» Input
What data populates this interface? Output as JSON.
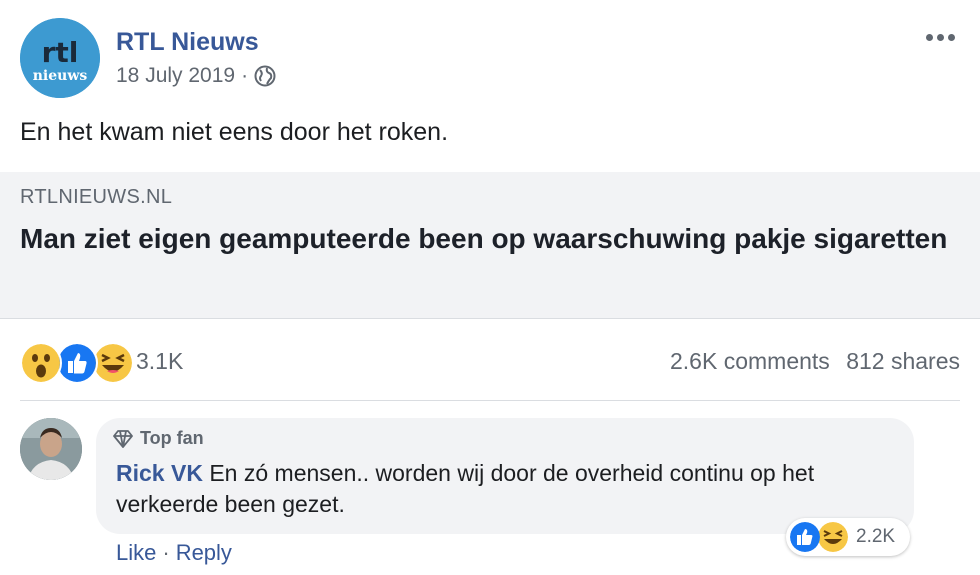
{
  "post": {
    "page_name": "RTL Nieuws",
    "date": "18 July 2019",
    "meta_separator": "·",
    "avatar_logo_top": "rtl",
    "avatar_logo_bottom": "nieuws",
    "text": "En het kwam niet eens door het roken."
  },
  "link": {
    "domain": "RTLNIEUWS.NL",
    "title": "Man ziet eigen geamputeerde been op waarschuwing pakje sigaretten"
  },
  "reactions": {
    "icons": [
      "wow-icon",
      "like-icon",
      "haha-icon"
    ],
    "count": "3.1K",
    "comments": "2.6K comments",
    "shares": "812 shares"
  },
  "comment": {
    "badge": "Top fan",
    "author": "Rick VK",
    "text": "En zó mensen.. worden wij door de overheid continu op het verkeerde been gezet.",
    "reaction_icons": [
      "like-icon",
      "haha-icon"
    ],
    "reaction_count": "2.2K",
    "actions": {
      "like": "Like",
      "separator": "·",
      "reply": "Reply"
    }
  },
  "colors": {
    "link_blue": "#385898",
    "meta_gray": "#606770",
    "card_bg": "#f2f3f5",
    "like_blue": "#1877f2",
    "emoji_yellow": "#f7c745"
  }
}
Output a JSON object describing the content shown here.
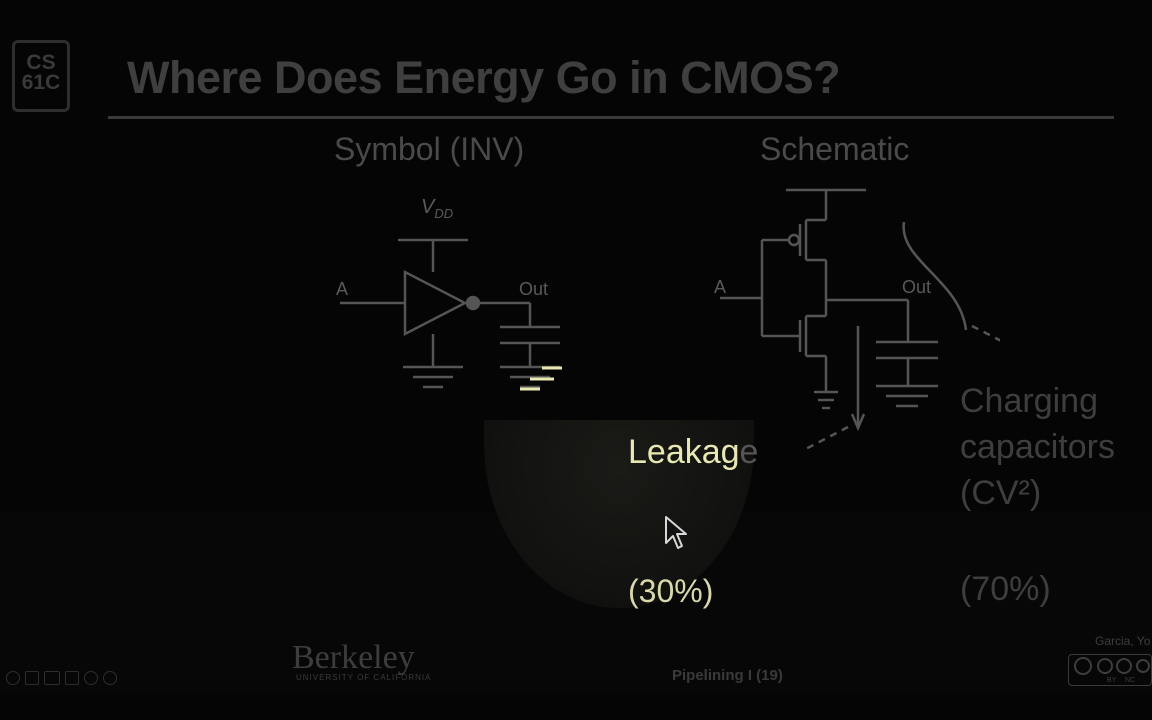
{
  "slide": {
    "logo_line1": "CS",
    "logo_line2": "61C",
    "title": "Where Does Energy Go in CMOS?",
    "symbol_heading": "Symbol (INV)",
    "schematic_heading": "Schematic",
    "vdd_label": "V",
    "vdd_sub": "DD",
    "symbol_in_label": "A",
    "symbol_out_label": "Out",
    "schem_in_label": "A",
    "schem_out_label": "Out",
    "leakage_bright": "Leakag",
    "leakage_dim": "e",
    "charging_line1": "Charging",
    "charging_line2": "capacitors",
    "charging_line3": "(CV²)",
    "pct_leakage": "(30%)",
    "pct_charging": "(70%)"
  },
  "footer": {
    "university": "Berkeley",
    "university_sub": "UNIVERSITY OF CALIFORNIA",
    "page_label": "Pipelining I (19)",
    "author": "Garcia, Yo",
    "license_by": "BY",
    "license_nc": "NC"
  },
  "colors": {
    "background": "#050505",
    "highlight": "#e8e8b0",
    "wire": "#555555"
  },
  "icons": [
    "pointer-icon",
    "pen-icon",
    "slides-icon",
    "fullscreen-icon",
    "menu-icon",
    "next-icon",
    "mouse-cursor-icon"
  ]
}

» Request
Print the records above exactly as they stand, but leave out the pictures.

» Task response
What data populates this interface? Output as JSON.
{
  "post": {
    "page_name": "RTL Nieuws",
    "date": "18 July 2019",
    "meta_separator": "·",
    "avatar_logo_top": "rtl",
    "avatar_logo_bottom": "nieuws",
    "text": "En het kwam niet eens door het roken."
  },
  "link": {
    "domain": "RTLNIEUWS.NL",
    "title": "Man ziet eigen geamputeerde been op waarschuwing pakje sigaretten"
  },
  "reactions": {
    "icons": [
      "wow-icon",
      "like-icon",
      "haha-icon"
    ],
    "count": "3.1K",
    "comments": "2.6K comments",
    "shares": "812 shares"
  },
  "comment": {
    "badge": "Top fan",
    "author": "Rick VK",
    "text": "En zó mensen.. worden wij door de overheid continu op het verkeerde been gezet.",
    "reaction_icons": [
      "like-icon",
      "haha-icon"
    ],
    "reaction_count": "2.2K",
    "actions": {
      "like": "Like",
      "separator": "·",
      "reply": "Reply"
    }
  },
  "colors": {
    "link_blue": "#385898",
    "meta_gray": "#606770",
    "card_bg": "#f2f3f5",
    "like_blue": "#1877f2",
    "emoji_yellow": "#f7c745"
  }
}
Output a JSON object describing the content shown here.
{
  "slide": {
    "logo_line1": "CS",
    "logo_line2": "61C",
    "title": "Where Does Energy Go in CMOS?",
    "symbol_heading": "Symbol (INV)",
    "schematic_heading": "Schematic",
    "vdd_label": "V",
    "vdd_sub": "DD",
    "symbol_in_label": "A",
    "symbol_out_label": "Out",
    "schem_in_label": "A",
    "schem_out_label": "Out",
    "leakage_bright": "Leakag",
    "leakage_dim": "e",
    "charging_line1": "Charging",
    "charging_line2": "capacitors",
    "charging_line3": "(CV²)",
    "pct_leakage": "(30%)",
    "pct_charging": "(70%)"
  },
  "footer": {
    "university": "Berkeley",
    "university_sub": "UNIVERSITY OF CALIFORNIA",
    "page_label": "Pipelining I (19)",
    "author": "Garcia, Yo",
    "license_by": "BY",
    "license_nc": "NC"
  },
  "colors": {
    "background": "#050505",
    "highlight": "#e8e8b0",
    "wire": "#555555"
  },
  "icons": [
    "pointer-icon",
    "pen-icon",
    "slides-icon",
    "fullscreen-icon",
    "menu-icon",
    "next-icon",
    "mouse-cursor-icon"
  ]
}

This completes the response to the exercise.